What to do:
Return every line of the data below that includes the string "JSON".

───── Provided material ─────

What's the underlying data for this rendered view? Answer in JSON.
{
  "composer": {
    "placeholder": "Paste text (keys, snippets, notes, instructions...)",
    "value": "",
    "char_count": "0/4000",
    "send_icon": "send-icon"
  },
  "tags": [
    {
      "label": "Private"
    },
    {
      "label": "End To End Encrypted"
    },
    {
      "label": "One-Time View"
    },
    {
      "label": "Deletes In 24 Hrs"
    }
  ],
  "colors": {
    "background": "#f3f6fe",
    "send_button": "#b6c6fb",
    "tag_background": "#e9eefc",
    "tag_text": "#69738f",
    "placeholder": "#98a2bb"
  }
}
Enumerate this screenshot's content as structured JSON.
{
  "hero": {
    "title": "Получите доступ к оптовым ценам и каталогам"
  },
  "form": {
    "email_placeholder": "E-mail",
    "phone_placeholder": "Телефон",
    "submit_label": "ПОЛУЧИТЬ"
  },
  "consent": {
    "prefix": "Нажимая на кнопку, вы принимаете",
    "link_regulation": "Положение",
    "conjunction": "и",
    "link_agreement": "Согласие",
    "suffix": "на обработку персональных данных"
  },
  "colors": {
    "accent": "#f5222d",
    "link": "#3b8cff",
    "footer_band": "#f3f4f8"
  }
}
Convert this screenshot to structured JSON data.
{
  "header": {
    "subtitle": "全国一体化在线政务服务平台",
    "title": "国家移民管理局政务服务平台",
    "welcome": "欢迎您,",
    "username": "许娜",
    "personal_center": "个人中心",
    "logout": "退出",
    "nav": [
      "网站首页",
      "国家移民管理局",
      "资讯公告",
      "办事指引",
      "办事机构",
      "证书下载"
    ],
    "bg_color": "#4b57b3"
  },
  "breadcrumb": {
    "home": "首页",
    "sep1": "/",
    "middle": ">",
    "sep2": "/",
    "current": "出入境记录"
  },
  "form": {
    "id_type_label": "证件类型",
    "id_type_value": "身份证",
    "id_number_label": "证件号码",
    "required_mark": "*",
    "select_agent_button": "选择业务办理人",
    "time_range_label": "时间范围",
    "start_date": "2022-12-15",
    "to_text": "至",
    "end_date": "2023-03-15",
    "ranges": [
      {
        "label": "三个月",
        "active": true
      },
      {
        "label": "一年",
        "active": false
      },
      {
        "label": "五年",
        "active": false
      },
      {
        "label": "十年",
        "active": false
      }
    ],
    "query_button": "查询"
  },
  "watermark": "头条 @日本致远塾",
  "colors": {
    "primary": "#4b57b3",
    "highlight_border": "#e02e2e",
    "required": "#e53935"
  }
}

─────

Task output:
What's the underlying data for this rendered view? Answer in JSON.
Enumerate this screenshot's content as structured JSON.
Convert this screenshot to structured JSON data.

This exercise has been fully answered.